Stored data entries:

**********

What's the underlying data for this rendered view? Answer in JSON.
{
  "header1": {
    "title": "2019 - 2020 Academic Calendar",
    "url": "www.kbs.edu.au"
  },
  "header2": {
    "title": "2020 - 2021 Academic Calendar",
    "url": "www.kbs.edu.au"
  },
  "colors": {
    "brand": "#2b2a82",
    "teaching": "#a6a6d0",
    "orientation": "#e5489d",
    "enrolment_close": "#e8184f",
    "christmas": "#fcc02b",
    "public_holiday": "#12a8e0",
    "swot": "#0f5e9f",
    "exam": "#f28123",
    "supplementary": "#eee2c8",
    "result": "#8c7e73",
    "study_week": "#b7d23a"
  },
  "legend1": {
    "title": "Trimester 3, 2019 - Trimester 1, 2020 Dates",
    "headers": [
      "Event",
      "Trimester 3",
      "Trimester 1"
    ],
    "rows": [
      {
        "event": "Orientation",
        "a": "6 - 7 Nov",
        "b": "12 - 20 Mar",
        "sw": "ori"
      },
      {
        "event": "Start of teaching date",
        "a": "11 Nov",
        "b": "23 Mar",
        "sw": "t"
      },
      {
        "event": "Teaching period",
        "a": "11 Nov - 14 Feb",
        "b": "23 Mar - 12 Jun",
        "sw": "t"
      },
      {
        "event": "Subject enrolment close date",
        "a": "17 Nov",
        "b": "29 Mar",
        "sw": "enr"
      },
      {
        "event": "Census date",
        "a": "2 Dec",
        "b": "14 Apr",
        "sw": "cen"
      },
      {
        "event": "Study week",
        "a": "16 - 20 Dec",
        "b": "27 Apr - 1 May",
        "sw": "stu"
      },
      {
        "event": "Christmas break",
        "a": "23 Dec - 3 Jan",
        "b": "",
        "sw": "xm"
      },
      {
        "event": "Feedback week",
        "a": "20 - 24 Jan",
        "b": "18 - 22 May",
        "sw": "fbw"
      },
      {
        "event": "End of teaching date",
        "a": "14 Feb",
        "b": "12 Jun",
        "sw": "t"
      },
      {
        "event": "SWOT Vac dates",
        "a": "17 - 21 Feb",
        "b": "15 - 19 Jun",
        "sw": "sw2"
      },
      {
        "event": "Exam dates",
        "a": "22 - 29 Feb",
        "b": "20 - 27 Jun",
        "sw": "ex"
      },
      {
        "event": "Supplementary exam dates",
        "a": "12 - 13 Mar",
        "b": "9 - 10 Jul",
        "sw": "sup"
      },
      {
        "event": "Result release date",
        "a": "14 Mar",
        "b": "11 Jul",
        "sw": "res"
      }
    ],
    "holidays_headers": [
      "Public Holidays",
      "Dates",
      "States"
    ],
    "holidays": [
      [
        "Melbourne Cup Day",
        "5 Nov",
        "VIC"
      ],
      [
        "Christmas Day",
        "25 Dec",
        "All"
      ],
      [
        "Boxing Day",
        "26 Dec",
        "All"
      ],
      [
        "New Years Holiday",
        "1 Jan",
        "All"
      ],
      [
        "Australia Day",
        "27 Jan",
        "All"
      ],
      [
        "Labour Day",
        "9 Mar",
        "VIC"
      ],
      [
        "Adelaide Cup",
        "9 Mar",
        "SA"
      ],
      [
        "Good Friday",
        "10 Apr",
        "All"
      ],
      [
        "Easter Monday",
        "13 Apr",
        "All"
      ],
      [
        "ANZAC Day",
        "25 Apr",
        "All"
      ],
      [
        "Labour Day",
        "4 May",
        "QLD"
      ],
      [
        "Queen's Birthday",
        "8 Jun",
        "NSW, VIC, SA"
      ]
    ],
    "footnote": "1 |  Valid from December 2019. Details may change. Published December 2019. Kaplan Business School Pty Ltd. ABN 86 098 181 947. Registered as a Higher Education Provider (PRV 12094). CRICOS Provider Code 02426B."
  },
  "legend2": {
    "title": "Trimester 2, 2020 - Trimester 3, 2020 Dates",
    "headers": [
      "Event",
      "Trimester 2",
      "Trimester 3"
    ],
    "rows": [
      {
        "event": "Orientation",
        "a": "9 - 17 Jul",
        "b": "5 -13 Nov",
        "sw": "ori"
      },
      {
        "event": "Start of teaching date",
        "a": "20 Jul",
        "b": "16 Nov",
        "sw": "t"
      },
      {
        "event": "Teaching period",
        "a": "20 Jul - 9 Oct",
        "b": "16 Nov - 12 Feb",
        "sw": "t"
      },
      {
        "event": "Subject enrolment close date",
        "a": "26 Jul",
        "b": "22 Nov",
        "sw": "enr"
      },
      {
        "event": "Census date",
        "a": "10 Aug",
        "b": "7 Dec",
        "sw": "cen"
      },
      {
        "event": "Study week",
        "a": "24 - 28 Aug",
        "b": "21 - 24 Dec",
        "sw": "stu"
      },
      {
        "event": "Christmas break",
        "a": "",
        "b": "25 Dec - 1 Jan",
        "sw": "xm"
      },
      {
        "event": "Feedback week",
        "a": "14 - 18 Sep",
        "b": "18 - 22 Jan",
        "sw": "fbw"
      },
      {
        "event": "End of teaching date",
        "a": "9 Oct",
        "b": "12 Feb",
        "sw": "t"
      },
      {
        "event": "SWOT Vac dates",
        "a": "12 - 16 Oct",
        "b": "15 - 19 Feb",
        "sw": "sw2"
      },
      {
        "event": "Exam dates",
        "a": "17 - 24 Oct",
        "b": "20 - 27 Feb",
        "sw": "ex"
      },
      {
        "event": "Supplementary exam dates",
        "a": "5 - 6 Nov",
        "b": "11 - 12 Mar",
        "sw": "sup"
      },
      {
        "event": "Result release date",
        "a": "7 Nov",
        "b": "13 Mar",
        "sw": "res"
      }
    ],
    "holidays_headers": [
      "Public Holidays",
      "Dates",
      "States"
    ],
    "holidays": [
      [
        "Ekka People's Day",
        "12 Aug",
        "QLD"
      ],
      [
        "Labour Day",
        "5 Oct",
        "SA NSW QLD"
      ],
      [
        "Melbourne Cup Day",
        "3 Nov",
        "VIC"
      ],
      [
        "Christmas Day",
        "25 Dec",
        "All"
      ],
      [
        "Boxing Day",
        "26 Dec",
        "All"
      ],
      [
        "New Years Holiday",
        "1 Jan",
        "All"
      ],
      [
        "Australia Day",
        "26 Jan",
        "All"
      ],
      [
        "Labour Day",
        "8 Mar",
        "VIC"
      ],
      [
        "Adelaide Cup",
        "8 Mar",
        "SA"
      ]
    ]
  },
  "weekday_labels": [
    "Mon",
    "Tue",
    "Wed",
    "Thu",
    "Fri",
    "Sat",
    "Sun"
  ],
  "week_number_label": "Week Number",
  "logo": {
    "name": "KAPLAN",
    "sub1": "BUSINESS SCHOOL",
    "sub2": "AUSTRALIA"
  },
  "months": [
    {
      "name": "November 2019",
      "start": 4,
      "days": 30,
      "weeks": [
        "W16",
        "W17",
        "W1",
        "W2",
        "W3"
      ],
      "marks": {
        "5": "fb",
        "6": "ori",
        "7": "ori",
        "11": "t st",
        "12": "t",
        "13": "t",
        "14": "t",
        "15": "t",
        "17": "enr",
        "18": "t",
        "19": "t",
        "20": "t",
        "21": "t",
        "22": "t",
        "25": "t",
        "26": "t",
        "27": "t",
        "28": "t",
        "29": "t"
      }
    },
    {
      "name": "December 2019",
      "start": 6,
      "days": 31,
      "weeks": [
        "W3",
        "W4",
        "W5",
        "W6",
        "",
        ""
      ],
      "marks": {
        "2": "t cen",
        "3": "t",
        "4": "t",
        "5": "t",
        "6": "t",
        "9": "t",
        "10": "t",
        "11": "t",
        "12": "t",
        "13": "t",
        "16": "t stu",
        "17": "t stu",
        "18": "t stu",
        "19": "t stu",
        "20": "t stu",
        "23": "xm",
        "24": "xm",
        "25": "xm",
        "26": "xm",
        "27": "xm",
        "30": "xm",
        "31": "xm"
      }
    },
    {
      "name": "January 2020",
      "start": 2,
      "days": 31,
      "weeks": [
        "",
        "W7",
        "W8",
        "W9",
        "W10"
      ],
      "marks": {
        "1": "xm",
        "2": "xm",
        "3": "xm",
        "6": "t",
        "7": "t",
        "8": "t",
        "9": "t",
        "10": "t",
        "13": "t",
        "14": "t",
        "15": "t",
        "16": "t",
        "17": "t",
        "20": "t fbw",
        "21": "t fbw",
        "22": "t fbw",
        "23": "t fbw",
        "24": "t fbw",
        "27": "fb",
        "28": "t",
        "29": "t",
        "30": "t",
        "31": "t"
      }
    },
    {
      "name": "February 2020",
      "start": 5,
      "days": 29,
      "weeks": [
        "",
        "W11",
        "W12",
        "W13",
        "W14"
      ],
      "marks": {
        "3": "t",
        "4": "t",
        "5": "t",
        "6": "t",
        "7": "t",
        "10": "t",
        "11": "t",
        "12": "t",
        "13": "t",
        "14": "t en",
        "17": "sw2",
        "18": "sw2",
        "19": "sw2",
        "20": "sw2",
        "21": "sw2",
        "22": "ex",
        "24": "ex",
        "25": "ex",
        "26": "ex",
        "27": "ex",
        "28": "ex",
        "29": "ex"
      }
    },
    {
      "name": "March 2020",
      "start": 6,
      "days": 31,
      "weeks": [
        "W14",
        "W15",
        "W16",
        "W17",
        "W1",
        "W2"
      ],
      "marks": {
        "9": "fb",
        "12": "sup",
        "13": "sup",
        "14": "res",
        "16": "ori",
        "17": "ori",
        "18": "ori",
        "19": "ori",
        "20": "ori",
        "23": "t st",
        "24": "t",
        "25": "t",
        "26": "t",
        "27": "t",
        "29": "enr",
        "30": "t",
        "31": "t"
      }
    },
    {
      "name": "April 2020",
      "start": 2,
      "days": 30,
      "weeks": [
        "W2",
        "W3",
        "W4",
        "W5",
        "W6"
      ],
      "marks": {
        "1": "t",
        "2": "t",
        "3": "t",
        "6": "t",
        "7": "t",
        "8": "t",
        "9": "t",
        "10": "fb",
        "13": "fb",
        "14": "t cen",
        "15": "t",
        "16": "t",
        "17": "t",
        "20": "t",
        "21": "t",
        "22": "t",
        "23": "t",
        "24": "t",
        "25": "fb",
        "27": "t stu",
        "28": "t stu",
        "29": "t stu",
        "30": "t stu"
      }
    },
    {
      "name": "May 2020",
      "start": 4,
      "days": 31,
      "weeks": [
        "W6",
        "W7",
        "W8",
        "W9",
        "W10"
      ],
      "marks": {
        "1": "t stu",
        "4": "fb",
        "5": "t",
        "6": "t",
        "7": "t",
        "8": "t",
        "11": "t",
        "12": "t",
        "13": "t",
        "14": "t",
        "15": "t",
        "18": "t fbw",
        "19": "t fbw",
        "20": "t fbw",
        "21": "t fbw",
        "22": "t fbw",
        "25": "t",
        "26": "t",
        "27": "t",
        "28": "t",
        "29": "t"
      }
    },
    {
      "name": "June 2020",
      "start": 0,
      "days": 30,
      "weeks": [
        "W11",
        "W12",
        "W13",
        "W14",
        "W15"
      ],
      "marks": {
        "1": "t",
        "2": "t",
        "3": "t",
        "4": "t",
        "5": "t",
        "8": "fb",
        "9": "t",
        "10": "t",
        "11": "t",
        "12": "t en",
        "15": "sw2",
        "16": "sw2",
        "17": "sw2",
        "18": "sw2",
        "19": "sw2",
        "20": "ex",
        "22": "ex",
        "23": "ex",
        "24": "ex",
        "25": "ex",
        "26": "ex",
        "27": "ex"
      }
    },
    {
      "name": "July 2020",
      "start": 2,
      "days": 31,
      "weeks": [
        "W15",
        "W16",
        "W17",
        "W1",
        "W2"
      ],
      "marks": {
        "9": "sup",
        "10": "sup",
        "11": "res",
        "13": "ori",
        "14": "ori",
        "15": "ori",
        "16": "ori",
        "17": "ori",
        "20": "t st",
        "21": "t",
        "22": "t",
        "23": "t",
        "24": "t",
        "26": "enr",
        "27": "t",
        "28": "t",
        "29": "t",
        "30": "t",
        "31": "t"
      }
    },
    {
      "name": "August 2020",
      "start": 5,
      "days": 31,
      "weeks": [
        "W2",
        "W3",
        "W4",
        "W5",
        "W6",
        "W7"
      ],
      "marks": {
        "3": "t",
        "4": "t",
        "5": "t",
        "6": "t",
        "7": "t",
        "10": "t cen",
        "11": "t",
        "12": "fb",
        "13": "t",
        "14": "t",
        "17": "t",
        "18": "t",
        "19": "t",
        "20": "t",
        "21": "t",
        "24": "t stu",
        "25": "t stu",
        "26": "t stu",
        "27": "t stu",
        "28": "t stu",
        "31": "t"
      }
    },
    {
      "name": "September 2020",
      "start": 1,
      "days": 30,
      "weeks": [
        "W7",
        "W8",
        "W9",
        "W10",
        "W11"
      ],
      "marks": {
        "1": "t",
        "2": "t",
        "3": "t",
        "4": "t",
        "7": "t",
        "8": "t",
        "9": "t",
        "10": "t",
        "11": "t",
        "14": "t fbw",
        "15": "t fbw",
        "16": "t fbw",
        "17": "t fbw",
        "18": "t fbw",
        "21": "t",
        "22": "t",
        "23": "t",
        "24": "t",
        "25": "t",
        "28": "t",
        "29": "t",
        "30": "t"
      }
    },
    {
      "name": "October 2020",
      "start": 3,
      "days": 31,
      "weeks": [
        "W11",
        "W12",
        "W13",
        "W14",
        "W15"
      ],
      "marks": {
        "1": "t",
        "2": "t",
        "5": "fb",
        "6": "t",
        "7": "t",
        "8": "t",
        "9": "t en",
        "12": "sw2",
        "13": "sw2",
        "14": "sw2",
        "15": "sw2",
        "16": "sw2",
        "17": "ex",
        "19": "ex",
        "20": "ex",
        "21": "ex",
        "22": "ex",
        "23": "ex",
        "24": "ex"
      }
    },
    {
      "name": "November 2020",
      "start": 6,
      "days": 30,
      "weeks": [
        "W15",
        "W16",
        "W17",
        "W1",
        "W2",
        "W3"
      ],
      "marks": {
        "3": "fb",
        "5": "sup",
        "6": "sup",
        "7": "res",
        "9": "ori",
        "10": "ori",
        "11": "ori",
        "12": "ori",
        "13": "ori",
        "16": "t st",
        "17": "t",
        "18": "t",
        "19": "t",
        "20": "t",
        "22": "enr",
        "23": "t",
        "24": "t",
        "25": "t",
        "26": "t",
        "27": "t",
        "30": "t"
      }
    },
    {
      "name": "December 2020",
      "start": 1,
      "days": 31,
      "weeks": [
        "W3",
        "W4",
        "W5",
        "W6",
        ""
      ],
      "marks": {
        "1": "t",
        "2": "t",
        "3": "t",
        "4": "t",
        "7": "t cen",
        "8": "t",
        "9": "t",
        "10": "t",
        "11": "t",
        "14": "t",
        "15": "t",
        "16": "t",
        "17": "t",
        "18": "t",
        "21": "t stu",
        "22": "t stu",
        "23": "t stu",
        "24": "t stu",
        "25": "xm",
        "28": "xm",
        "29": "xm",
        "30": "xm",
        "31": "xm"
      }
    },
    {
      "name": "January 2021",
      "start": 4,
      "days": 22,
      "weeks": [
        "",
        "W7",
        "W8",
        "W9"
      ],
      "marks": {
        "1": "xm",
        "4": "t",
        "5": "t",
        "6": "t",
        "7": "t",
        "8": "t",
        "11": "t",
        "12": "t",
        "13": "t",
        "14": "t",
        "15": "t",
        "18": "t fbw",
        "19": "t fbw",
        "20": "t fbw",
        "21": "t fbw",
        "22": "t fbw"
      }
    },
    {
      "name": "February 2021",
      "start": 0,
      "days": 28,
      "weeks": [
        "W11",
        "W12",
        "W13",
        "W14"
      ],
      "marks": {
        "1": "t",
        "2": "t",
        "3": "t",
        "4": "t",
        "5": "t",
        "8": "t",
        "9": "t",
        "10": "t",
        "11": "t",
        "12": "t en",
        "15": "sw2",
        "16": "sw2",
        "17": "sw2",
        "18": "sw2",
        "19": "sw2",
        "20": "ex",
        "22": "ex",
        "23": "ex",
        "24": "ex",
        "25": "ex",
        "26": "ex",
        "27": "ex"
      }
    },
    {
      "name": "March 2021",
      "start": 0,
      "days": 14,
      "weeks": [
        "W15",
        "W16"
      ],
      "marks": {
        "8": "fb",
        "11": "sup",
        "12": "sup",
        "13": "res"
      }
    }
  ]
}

**********

WORK TO BE COMPLETED ▸ Collect every line from the records above that contains the word "February".

RESPONSE TO THE EXERCISE ▸
      "name": "February 2020",
      "name": "February 2021",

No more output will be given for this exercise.